▶ **Work instructions**
Render every line of the listing below as a JSON list of strings, one string per line, leaving out any blank lines.
## start Entries provided
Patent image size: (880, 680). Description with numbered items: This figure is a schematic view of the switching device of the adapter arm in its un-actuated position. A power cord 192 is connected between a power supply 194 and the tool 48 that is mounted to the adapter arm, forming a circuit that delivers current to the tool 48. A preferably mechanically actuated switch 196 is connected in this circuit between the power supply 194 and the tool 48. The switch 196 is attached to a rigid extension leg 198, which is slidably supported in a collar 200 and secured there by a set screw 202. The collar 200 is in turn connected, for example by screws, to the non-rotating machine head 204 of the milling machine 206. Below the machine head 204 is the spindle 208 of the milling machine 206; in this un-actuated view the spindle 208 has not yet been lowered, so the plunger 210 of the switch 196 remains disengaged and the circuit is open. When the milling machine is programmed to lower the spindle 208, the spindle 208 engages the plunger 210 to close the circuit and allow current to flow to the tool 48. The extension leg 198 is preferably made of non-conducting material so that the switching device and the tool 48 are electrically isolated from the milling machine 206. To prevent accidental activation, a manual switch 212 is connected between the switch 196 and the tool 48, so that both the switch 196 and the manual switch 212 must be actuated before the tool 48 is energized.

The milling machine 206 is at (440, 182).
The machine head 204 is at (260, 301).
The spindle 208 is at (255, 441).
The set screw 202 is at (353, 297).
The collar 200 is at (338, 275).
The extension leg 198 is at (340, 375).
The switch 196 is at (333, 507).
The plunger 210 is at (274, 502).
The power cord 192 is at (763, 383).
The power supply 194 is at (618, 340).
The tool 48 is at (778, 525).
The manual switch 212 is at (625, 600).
## end Entries provided
▶ **Exercise response**
[
  "Patent image size: (880, 680). Description with numbered items: This figure is a schematic view of the switching device of the adapter arm in its un-actuated position. A power cord 192 is connected between a power supply 194 and the tool 48 that is mounted to the adapter arm, forming a circuit that delivers current to the tool 48. A preferably mechanically actuated switch 196 is connected in this circuit between the power supply 194 and the tool 48. The switch 196 is attached to a rigid extension leg 198, which is slidably supported in a collar 200 and secured there by a set screw 202. The collar 200 is in turn connected, for example by screws, to the non-rotating machine head 204 of the milling machine 206. Below the machine head 204 is the spindle 208 of the milling machine 206; in this un-actuated view the spindle 208 has not yet been lowered, so the plunger 210 of the switch 196 remains disengaged and the circuit is open. When the milling machine is programmed to lower the spindle 208, the spindle 208 engages the plunger 210 to close the circuit and allow current to flow to the tool 48. The extension leg 198 is preferably made of non-conducting material so that the switching device and the tool 48 are electrically isolated from the milling machine 206. To prevent accidental activation, a manual switch 212 is connected between the switch 196 and the tool 48, so that both the switch 196 and the manual switch 212 must be actuated before the tool 48 is energized.",
  "The milling machine 206 is at (440, 182).",
  "The machine head 204 is at (260, 301).",
  "The spindle 208 is at (255, 441).",
  "The set screw 202 is at (353, 297).",
  "The collar 200 is at (338, 275).",
  "The extension leg 198 is at (340, 375).",
  "The switch 196 is at (333, 507).",
  "The plunger 210 is at (274, 502).",
  "The power cord 192 is at (763, 383).",
  "The power supply 194 is at (618, 340).",
  "The tool 48 is at (778, 525).",
  "The manual switch 212 is at (625, 600)."
]